**WHAT IS EXPECTED**
Tally the lines that hold the string "houses", and reply with the count alone.

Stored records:
++++++
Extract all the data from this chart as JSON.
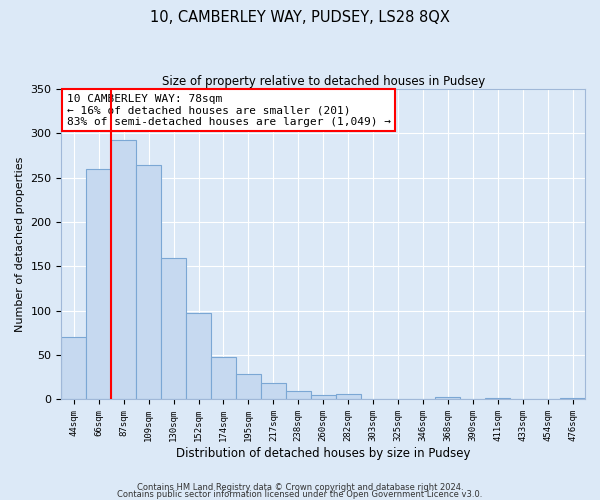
{
  "title": "10, CAMBERLEY WAY, PUDSEY, LS28 8QX",
  "subtitle": "Size of property relative to detached houses in Pudsey",
  "xlabel": "Distribution of detached houses by size in Pudsey",
  "ylabel": "Number of detached properties",
  "bar_labels": [
    "44sqm",
    "66sqm",
    "87sqm",
    "109sqm",
    "130sqm",
    "152sqm",
    "174sqm",
    "195sqm",
    "217sqm",
    "238sqm",
    "260sqm",
    "282sqm",
    "303sqm",
    "325sqm",
    "346sqm",
    "368sqm",
    "390sqm",
    "411sqm",
    "433sqm",
    "454sqm",
    "476sqm"
  ],
  "bar_values": [
    70,
    260,
    293,
    265,
    160,
    97,
    48,
    29,
    19,
    10,
    5,
    6,
    0,
    0,
    0,
    3,
    0,
    2,
    0,
    0,
    2
  ],
  "bar_color": "#c6d9f0",
  "bar_edge_color": "#7ba7d4",
  "grid_color": "#aec6e8",
  "background_color": "#dce9f7",
  "annotation_box_title": "10 CAMBERLEY WAY: 78sqm",
  "annotation_line1": "← 16% of detached houses are smaller (201)",
  "annotation_line2": "83% of semi-detached houses are larger (1,049) →",
  "ylim": [
    0,
    350
  ],
  "yticks": [
    0,
    50,
    100,
    150,
    200,
    250,
    300,
    350
  ],
  "footer_line1": "Contains HM Land Registry data © Crown copyright and database right 2024.",
  "footer_line2": "Contains public sector information licensed under the Open Government Licence v3.0."
}
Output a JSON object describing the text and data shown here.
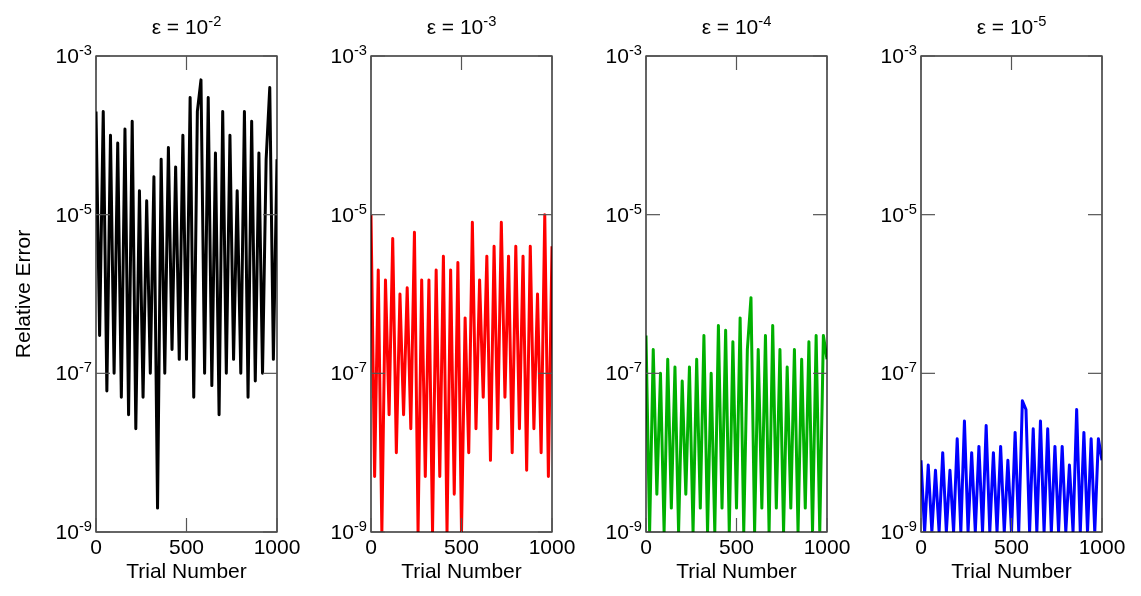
{
  "chart_data": [
    {
      "type": "line",
      "title": "ε = 10$^{-2}$",
      "xlabel": "Trial Number",
      "ylabel": "Relative Error",
      "log": "y",
      "grid": false,
      "xlim": [
        0,
        1000
      ],
      "xticks": [
        0,
        500,
        1000
      ],
      "ylim": [
        1e-09,
        0.001
      ],
      "yticks": [
        {
          "value": 1e-09,
          "label": "10$^{-9}$"
        },
        {
          "value": 1e-07,
          "label": "10$^{-7}$"
        },
        {
          "value": 1e-05,
          "label": "10$^{-5}$"
        },
        {
          "value": 0.001,
          "label": "10$^{-3}$"
        }
      ],
      "x": [
        0,
        20,
        40,
        60,
        80,
        100,
        120,
        140,
        160,
        180,
        200,
        220,
        240,
        260,
        280,
        300,
        320,
        340,
        360,
        380,
        400,
        420,
        440,
        460,
        480,
        500,
        520,
        540,
        560,
        580,
        600,
        620,
        640,
        660,
        680,
        700,
        720,
        740,
        760,
        780,
        800,
        820,
        840,
        860,
        880,
        900,
        920,
        940,
        960,
        980,
        1000
      ],
      "series": [
        {
          "color": "#000000",
          "values": [
            0.0002,
            3e-07,
            0.0002,
            6e-08,
            0.0001,
            1e-07,
            8e-05,
            5e-08,
            0.00012,
            3e-08,
            0.00015,
            2e-08,
            2e-05,
            5e-08,
            1.5e-05,
            1e-07,
            3e-05,
            2e-09,
            5e-05,
            1e-07,
            7e-05,
            2e-07,
            4e-05,
            1.5e-07,
            0.0001,
            1.5e-07,
            0.0003,
            5e-08,
            0.0002,
            0.0005,
            1e-07,
            0.0003,
            7e-08,
            6e-05,
            3e-08,
            0.0002,
            1e-07,
            0.0001,
            1.5e-07,
            2e-05,
            1e-07,
            0.0002,
            5e-08,
            0.00015,
            8e-08,
            6e-05,
            1e-07,
            5e-05,
            0.0004,
            1.5e-07,
            5e-05
          ]
        }
      ]
    },
    {
      "type": "line",
      "title": "ε = 10$^{-3}$",
      "xlabel": "Trial Number",
      "log": "y",
      "grid": false,
      "xlim": [
        0,
        1000
      ],
      "xticks": [
        0,
        500,
        1000
      ],
      "ylim": [
        1e-09,
        0.001
      ],
      "yticks": [
        {
          "value": 1e-09,
          "label": "10$^{-9}$"
        },
        {
          "value": 1e-07,
          "label": "10$^{-7}$"
        },
        {
          "value": 1e-05,
          "label": "10$^{-5}$"
        },
        {
          "value": 0.001,
          "label": "10$^{-3}$"
        }
      ],
      "x": [
        0,
        20,
        40,
        60,
        80,
        100,
        120,
        140,
        160,
        180,
        200,
        220,
        240,
        260,
        280,
        300,
        320,
        340,
        360,
        380,
        400,
        420,
        440,
        460,
        480,
        500,
        520,
        540,
        560,
        580,
        600,
        620,
        640,
        660,
        680,
        700,
        720,
        740,
        760,
        780,
        800,
        820,
        840,
        860,
        880,
        900,
        920,
        940,
        960,
        980,
        1000
      ],
      "series": [
        {
          "color": "#ff0000",
          "values": [
            1e-05,
            5e-09,
            2e-06,
            1e-09,
            1.5e-06,
            3e-08,
            5e-06,
            1e-08,
            1e-06,
            3e-08,
            1.2e-06,
            2e-08,
            6e-06,
            1e-09,
            1.5e-06,
            5e-09,
            1.5e-06,
            1e-09,
            2e-06,
            5e-09,
            3e-06,
            1e-09,
            2e-06,
            3e-09,
            2.5e-06,
            1e-09,
            5e-07,
            1e-08,
            8e-06,
            2e-08,
            1.5e-06,
            5e-08,
            3e-06,
            8e-09,
            4e-06,
            2e-08,
            8e-06,
            5e-08,
            3e-06,
            1e-08,
            4e-06,
            2e-08,
            3e-06,
            6e-09,
            4e-06,
            2e-08,
            1e-06,
            1e-08,
            1e-05,
            5e-09,
            4e-06
          ]
        }
      ]
    },
    {
      "type": "line",
      "title": "ε = 10$^{-4}$",
      "xlabel": "Trial Number",
      "log": "y",
      "grid": false,
      "xlim": [
        0,
        1000
      ],
      "xticks": [
        0,
        500,
        1000
      ],
      "ylim": [
        1e-09,
        0.001
      ],
      "yticks": [
        {
          "value": 1e-09,
          "label": "10$^{-9}$"
        },
        {
          "value": 1e-07,
          "label": "10$^{-7}$"
        },
        {
          "value": 1e-05,
          "label": "10$^{-5}$"
        },
        {
          "value": 0.001,
          "label": "10$^{-3}$"
        }
      ],
      "x": [
        0,
        20,
        40,
        60,
        80,
        100,
        120,
        140,
        160,
        180,
        200,
        220,
        240,
        260,
        280,
        300,
        320,
        340,
        360,
        380,
        400,
        420,
        440,
        460,
        480,
        500,
        520,
        540,
        560,
        580,
        600,
        620,
        640,
        660,
        680,
        700,
        720,
        740,
        760,
        780,
        800,
        820,
        840,
        860,
        880,
        900,
        920,
        940,
        960,
        980,
        1000
      ],
      "series": [
        {
          "color": "#00b000",
          "values": [
            3e-07,
            1e-09,
            2e-07,
            3e-09,
            1e-07,
            1e-09,
            1.5e-07,
            2e-09,
            1.2e-07,
            1e-09,
            8e-08,
            3e-09,
            1.2e-07,
            1e-09,
            1.5e-07,
            2e-09,
            3e-07,
            1e-09,
            1e-07,
            1e-09,
            4e-07,
            2e-09,
            3.5e-07,
            1e-09,
            2.5e-07,
            2e-09,
            5e-07,
            1e-09,
            2e-07,
            9e-07,
            1e-09,
            2e-07,
            2e-09,
            3e-07,
            1e-09,
            4e-07,
            2e-09,
            2e-07,
            1e-09,
            1.2e-07,
            2e-09,
            2e-07,
            1e-09,
            1.5e-07,
            2e-09,
            2.5e-07,
            1e-09,
            3e-07,
            1e-09,
            3e-07,
            1.5e-07
          ]
        }
      ]
    },
    {
      "type": "line",
      "title": "ε = 10$^{-5}$",
      "xlabel": "Trial Number",
      "log": "y",
      "grid": false,
      "xlim": [
        0,
        1000
      ],
      "xticks": [
        0,
        500,
        1000
      ],
      "ylim": [
        1e-09,
        0.001
      ],
      "yticks": [
        {
          "value": 1e-09,
          "label": "10$^{-9}$"
        },
        {
          "value": 1e-07,
          "label": "10$^{-7}$"
        },
        {
          "value": 1e-05,
          "label": "10$^{-5}$"
        },
        {
          "value": 0.001,
          "label": "10$^{-3}$"
        }
      ],
      "x": [
        0,
        20,
        40,
        60,
        80,
        100,
        120,
        140,
        160,
        180,
        200,
        220,
        240,
        260,
        280,
        300,
        320,
        340,
        360,
        380,
        400,
        420,
        440,
        460,
        480,
        500,
        520,
        540,
        560,
        580,
        600,
        620,
        640,
        660,
        680,
        700,
        720,
        740,
        760,
        780,
        800,
        820,
        840,
        860,
        880,
        900,
        920,
        940,
        960,
        980,
        1000
      ],
      "series": [
        {
          "color": "#0000ff",
          "values": [
            8e-09,
            1e-09,
            7e-09,
            1e-09,
            6e-09,
            1e-09,
            1e-08,
            1e-09,
            6e-09,
            1e-09,
            1.5e-08,
            1e-09,
            2.5e-08,
            1e-09,
            1e-08,
            1e-09,
            1.2e-08,
            1e-09,
            2.2e-08,
            1e-09,
            1e-08,
            1e-09,
            1.2e-08,
            1e-09,
            8e-09,
            1e-09,
            1.8e-08,
            1e-09,
            4.5e-08,
            3.5e-08,
            1e-09,
            2e-08,
            1e-09,
            2.5e-08,
            1e-09,
            2e-08,
            1e-09,
            1.2e-08,
            1e-09,
            1.2e-08,
            1e-09,
            7e-09,
            1e-09,
            3.5e-08,
            1e-09,
            1.8e-08,
            1e-09,
            1.5e-08,
            1e-09,
            1.5e-08,
            8e-09
          ]
        }
      ]
    }
  ]
}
++++++
**WRITTEN RESPONSE**
4